WHAT THE TASK REQUIRES
Recast every line of the listing below as a numbered list, skipping blank lines. Leave the pictures out of your answer.

DATASET EXCERPTS
____

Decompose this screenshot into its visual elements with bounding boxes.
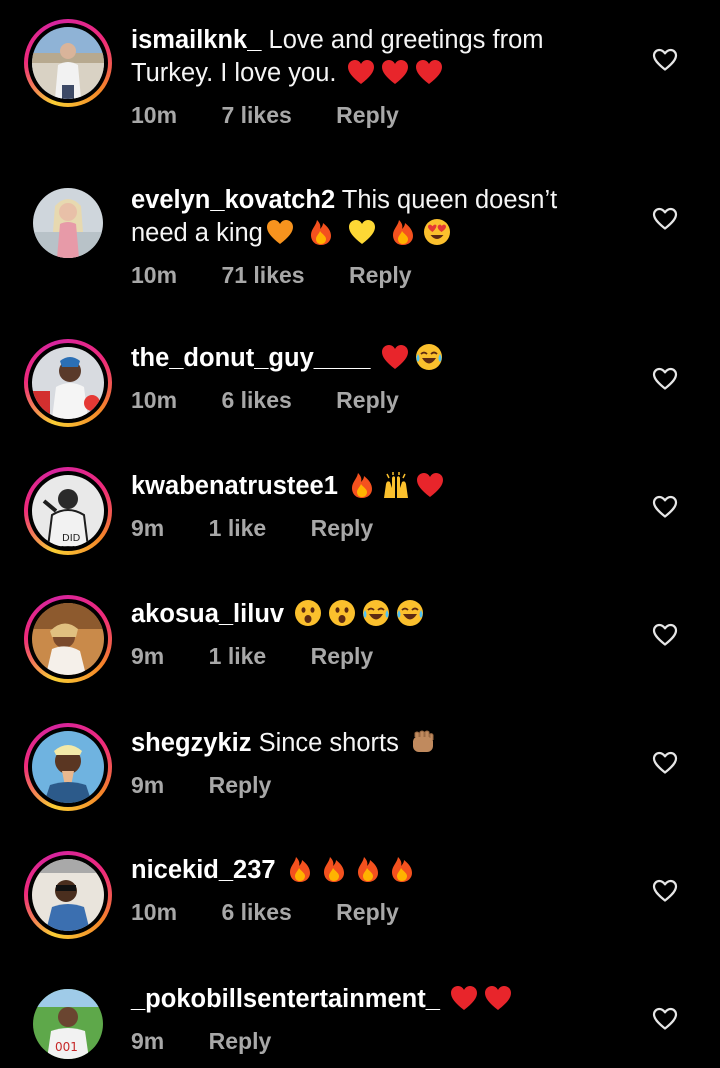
avatar-photo [33, 188, 103, 258]
svg-text:001: 001 [55, 1040, 78, 1054]
comment-text: Since shorts [258, 729, 399, 757]
avatar[interactable] [24, 179, 112, 267]
username[interactable]: shegzykiz [131, 729, 251, 757]
tears-of-joy-emoji [414, 342, 444, 372]
reply-button[interactable]: Reply [349, 262, 412, 288]
username[interactable]: evelyn_kovatch2 [131, 186, 335, 214]
like-heart-icon[interactable] [652, 879, 678, 903]
avatar[interactable] [24, 339, 112, 427]
red-heart-emoji [414, 57, 444, 87]
reply-button[interactable]: Reply [336, 387, 399, 413]
avatar-photo: DID [32, 475, 104, 547]
reply-button[interactable]: Reply [311, 643, 374, 669]
avatar[interactable]: 001 [24, 980, 112, 1068]
comment-time: 9m [131, 772, 165, 798]
comment-text: This queen doesn’t [341, 186, 558, 214]
fire-emoji [285, 854, 315, 884]
yellow-heart-emoji [347, 217, 377, 247]
avatar[interactable] [24, 723, 112, 811]
comment-text: need a king [131, 219, 263, 247]
like-heart-icon[interactable] [652, 367, 678, 391]
red-heart-emoji [415, 470, 445, 500]
tears-of-joy-emoji [361, 598, 391, 628]
comment-text: Turkey. I love you. [131, 59, 337, 87]
red-heart-emoji [380, 342, 410, 372]
raising-hands-emoji [381, 470, 411, 500]
like-heart-icon[interactable] [652, 623, 678, 647]
fire-emoji [347, 470, 377, 500]
likes-count[interactable]: 7 likes [221, 102, 291, 128]
fire-emoji [387, 854, 417, 884]
reply-button[interactable]: Reply [311, 515, 374, 541]
raised-fist-emoji [408, 727, 438, 757]
username[interactable]: nicekid_237 [131, 856, 276, 884]
avatar[interactable] [24, 19, 112, 107]
reply-button[interactable]: Reply [209, 772, 272, 798]
fire-emoji [319, 854, 349, 884]
fire-emoji [388, 217, 418, 247]
likes-count[interactable]: 1 like [209, 643, 267, 669]
comment-time: 10m [131, 899, 178, 925]
username[interactable]: the_donut_guy____ [131, 344, 370, 372]
reply-button[interactable]: Reply [336, 102, 399, 128]
avatar[interactable]: DID [24, 467, 112, 555]
avatar-photo [32, 27, 104, 99]
heart-eyes-emoji [422, 217, 452, 247]
avatar-photo [32, 859, 104, 931]
orange-heart-emoji [265, 217, 295, 247]
svg-text:DID: DID [62, 533, 81, 544]
likes-count[interactable]: 71 likes [221, 262, 304, 288]
likes-count[interactable]: 1 like [209, 515, 267, 541]
red-heart-emoji [449, 983, 479, 1013]
comment-time: 10m [131, 262, 178, 288]
fire-emoji [353, 854, 383, 884]
comment-time: 9m [131, 643, 165, 669]
likes-count[interactable]: 6 likes [221, 387, 291, 413]
astonished-emoji [293, 598, 323, 628]
username[interactable]: kwabenatrustee1 [131, 472, 338, 500]
avatar-photo [32, 603, 104, 675]
reply-button[interactable]: Reply [209, 1028, 272, 1054]
avatar-photo: 001 [33, 989, 103, 1059]
red-heart-emoji [346, 57, 376, 87]
astonished-emoji [327, 598, 357, 628]
like-heart-icon[interactable] [652, 48, 678, 72]
red-heart-emoji [380, 57, 410, 87]
avatar-photo [32, 731, 104, 803]
fire-emoji [306, 217, 336, 247]
avatar[interactable] [24, 595, 112, 683]
comment-time: 10m [131, 102, 178, 128]
reply-button[interactable]: Reply [336, 899, 399, 925]
comment-text: Love and greetings from [268, 26, 544, 54]
red-heart-emoji [483, 983, 513, 1013]
username[interactable]: ismailknk_ [131, 26, 261, 54]
username[interactable]: akosua_liluv [131, 600, 284, 628]
username[interactable]: _pokobillsentertainment_ [131, 985, 440, 1013]
like-heart-icon[interactable] [652, 751, 678, 775]
comment-time: 10m [131, 387, 178, 413]
like-heart-icon[interactable] [652, 495, 678, 519]
comment-time: 9m [131, 515, 165, 541]
like-heart-icon[interactable] [652, 1007, 678, 1031]
avatar[interactable] [24, 851, 112, 939]
comment-time: 9m [131, 1028, 165, 1054]
like-heart-icon[interactable] [652, 207, 678, 231]
likes-count[interactable]: 6 likes [221, 899, 291, 925]
tears-of-joy-emoji [395, 598, 425, 628]
avatar-photo [32, 347, 104, 419]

____

SOLUTION TO THIS EXERCISE
1. Decompose this screenshot into its visual elements with bounding boxes.
2. avatar-photo [33, 188, 103, 258]
3. svg-text:001: 001 [55, 1040, 78, 1054]
4. comment-text: Since shorts [258, 729, 399, 757]
5. avatar[interactable] [24, 179, 112, 267]
6. username[interactable]: shegzykiz [131, 729, 251, 757]
7. tears-of-joy-emoji [414, 342, 444, 372]
8. reply-button[interactable]: Reply [349, 262, 412, 288]
9. username[interactable]: evelyn_kovatch2 [131, 186, 335, 214]
10. like-heart-icon[interactable] [652, 879, 678, 903]
11. avatar[interactable] [24, 339, 112, 427]
12. red-heart-emoji [414, 57, 444, 87]
13. reply-button[interactable]: Reply [336, 387, 399, 413]
14. avatar-photo: DID [32, 475, 104, 547]
15. reply-button[interactable]: Reply [311, 643, 374, 669]
16. avatar[interactable]: 001 [24, 980, 112, 1068]
17. comment-time: 9m [131, 772, 165, 798]
18. comment-text: This queen doesn’t [341, 186, 558, 214]
19. fire-emoji [285, 854, 315, 884]
20. yellow-heart-emoji [347, 217, 377, 247]
21. avatar[interactable] [24, 723, 112, 811]
22. comment-text: need a king [131, 219, 263, 247]
23. like-heart-icon[interactable] [652, 367, 678, 391]
24. red-heart-emoji [415, 470, 445, 500]
25. tears-of-joy-emoji [361, 598, 391, 628]
26. comment-text: Turkey. I love you. [131, 59, 337, 87]
27. red-heart-emoji [380, 342, 410, 372]
28. raising-hands-emoji [381, 470, 411, 500]
29. like-heart-icon[interactable] [652, 623, 678, 647]
30. fire-emoji [347, 470, 377, 500]
31. likes-count[interactable]: 7 likes [221, 102, 291, 128]
32. fire-emoji [387, 854, 417, 884]
33. reply-button[interactable]: Reply [311, 515, 374, 541]
34. raised-fist-emoji [408, 727, 438, 757]
35. username[interactable]: nicekid_237 [131, 856, 276, 884]
36. avatar[interactable] [24, 19, 112, 107]
37. reply-button[interactable]: Reply [209, 772, 272, 798]
38. fire-emoji [319, 854, 349, 884]
39. fire-emoji [388, 217, 418, 247]
40. likes-count[interactable]: 1 like [209, 643, 267, 669]
41. comment-time: 10m [131, 899, 178, 925]
42. username[interactable]: the_donut_guy____ [131, 344, 370, 372]
43. reply-button[interactable]: Reply [336, 102, 399, 128]
44. avatar[interactable]: DID [24, 467, 112, 555]
45. avatar-photo [32, 27, 104, 99]
46. heart-eyes-emoji [422, 217, 452, 247]
47. avatar-photo [32, 859, 104, 931]
48. orange-heart-emoji [265, 217, 295, 247]
49. svg-text:DID: DID [62, 533, 81, 544]
50. likes-count[interactable]: 71 likes [221, 262, 304, 288]
51. likes-count[interactable]: 1 like [209, 515, 267, 541]
52. red-heart-emoji [449, 983, 479, 1013]
53. comment-time: 10m [131, 262, 178, 288]
54. fire-emoji [353, 854, 383, 884]
55. comment-time: 9m [131, 643, 165, 669]
56. likes-count[interactable]: 6 likes [221, 387, 291, 413]
57. astonished-emoji [293, 598, 323, 628]
58. username[interactable]: kwabenatrustee1 [131, 472, 338, 500]
59. avatar-photo [32, 603, 104, 675]
60. reply-button[interactable]: Reply [209, 1028, 272, 1054]
61. avatar-photo: 001 [33, 989, 103, 1059]
62. red-heart-emoji [346, 57, 376, 87]
63. astonished-emoji [327, 598, 357, 628]
64. like-heart-icon[interactable] [652, 48, 678, 72]
65. red-heart-emoji [380, 57, 410, 87]
66. avatar-photo [32, 731, 104, 803]
67. fire-emoji [306, 217, 336, 247]
68. avatar[interactable] [24, 595, 112, 683]
69. comment-time: 10m [131, 102, 178, 128]
70. reply-button[interactable]: Reply [336, 899, 399, 925]
71. comment-text: Love and greetings from [268, 26, 544, 54]
72. red-heart-emoji [483, 983, 513, 1013]
73. username[interactable]: ismailknk_ [131, 26, 261, 54]
74. username[interactable]: akosua_liluv [131, 600, 284, 628]
75. username[interactable]: _pokobillsentertainment_ [131, 985, 440, 1013]
76. like-heart-icon[interactable] [652, 751, 678, 775]
77. comment-time: 10m [131, 387, 178, 413]
78. like-heart-icon[interactable] [652, 495, 678, 519]
79. comment-time: 9m [131, 515, 165, 541]
80. like-heart-icon[interactable] [652, 1007, 678, 1031]
81. avatar[interactable] [24, 851, 112, 939]
82. comment-time: 9m [131, 1028, 165, 1054]
83. like-heart-icon[interactable] [652, 207, 678, 231]
84. likes-count[interactable]: 6 likes [221, 899, 291, 925]
85. tears-of-joy-emoji [395, 598, 425, 628]
86. avatar-photo [32, 347, 104, 419]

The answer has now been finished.